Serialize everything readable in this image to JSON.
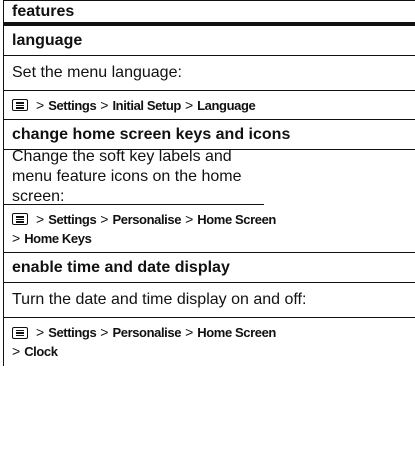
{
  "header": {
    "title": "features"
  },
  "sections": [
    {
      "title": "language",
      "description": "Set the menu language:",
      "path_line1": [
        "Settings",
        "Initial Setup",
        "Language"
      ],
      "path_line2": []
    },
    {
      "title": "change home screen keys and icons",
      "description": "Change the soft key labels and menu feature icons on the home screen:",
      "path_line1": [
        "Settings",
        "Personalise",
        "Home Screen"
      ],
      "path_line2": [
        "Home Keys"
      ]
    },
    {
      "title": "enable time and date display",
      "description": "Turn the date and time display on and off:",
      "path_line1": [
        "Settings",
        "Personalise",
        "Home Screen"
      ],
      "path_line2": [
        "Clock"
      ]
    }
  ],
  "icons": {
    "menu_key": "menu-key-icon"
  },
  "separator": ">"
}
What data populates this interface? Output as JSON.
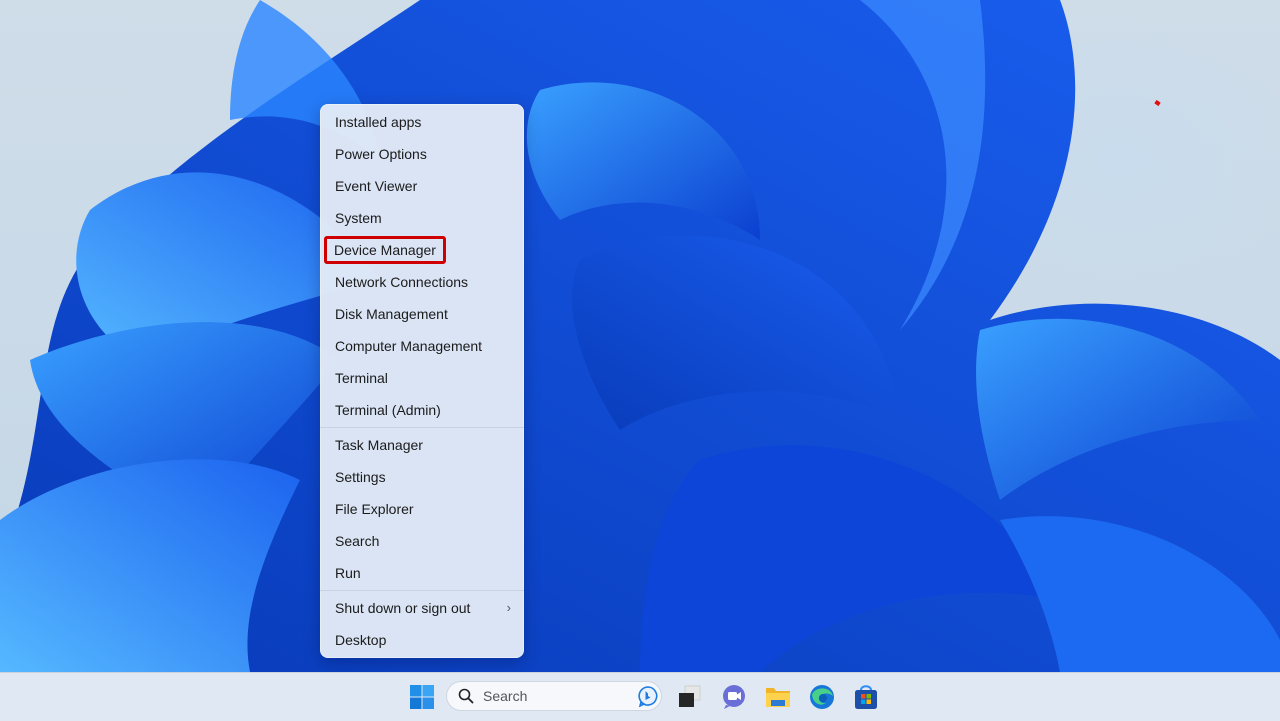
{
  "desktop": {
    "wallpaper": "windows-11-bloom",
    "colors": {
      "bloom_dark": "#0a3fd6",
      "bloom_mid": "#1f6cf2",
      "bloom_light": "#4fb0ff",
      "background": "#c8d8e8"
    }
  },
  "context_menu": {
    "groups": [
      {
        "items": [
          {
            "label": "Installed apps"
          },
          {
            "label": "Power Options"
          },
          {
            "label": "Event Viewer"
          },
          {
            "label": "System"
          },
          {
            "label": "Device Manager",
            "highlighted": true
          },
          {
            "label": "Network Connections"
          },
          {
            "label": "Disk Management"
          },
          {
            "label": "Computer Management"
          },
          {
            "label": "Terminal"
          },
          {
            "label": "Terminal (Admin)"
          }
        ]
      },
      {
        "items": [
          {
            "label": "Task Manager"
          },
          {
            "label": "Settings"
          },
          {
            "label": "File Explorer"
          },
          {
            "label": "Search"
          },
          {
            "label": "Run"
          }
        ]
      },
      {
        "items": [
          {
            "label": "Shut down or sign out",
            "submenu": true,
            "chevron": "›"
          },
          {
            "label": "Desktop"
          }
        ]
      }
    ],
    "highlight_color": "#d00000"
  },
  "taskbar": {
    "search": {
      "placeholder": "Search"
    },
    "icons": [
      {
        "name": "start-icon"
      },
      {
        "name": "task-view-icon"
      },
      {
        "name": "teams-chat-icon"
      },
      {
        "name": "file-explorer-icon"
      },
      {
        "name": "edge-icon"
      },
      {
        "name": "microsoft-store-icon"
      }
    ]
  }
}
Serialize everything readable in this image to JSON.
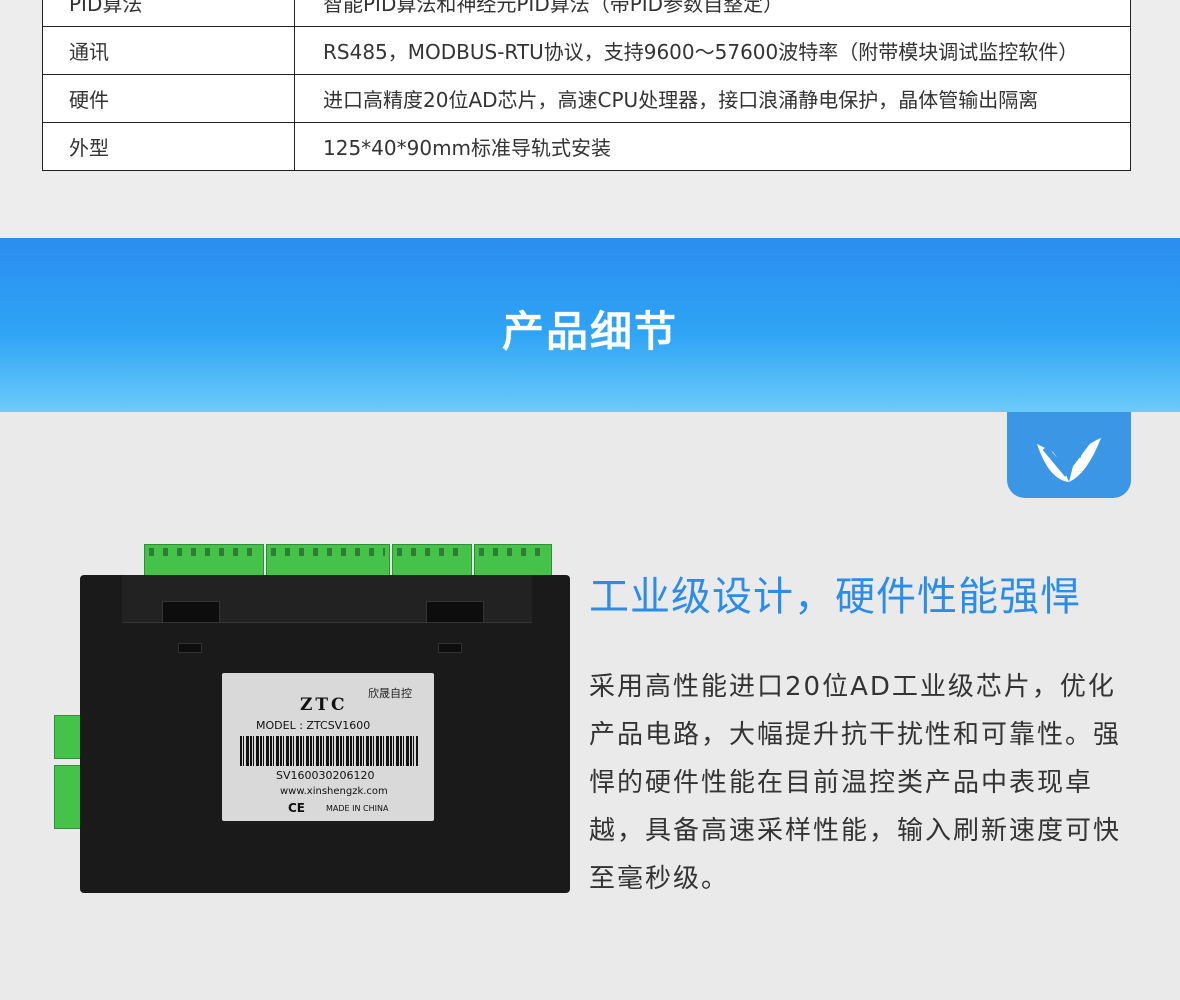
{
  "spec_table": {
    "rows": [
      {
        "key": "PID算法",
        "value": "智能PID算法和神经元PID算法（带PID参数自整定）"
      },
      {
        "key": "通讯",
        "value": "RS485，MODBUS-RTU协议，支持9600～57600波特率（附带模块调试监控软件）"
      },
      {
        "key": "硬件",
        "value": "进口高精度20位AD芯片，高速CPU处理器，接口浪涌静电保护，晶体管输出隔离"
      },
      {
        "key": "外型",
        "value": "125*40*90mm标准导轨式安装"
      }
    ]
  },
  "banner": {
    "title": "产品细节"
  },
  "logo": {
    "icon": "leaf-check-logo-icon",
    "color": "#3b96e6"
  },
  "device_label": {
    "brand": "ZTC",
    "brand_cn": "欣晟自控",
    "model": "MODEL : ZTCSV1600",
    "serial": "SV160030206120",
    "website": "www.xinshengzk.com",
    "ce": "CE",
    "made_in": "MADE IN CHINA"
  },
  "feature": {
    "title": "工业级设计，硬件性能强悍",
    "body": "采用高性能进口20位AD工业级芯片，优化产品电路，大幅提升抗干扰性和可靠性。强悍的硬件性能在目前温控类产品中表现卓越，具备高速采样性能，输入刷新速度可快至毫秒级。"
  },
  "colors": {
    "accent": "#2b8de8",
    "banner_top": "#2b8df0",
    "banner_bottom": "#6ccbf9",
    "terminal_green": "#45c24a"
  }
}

■ WHAT YOU SHOULD DO
Show the lines of the data that hold the word "value".

■ CORRECT ANSWER
        "value": "智能PID算法和神经元PID算法（带PID参数自整定）"
        "value": "RS485，MODBUS-RTU协议，支持9600～57600波特率（附带模块调试监控软件）"
        "value": "进口高精度20位AD芯片，高速CPU处理器，接口浪涌静电保护，晶体管输出隔离"
        "value": "125*40*90mm标准导轨式安装"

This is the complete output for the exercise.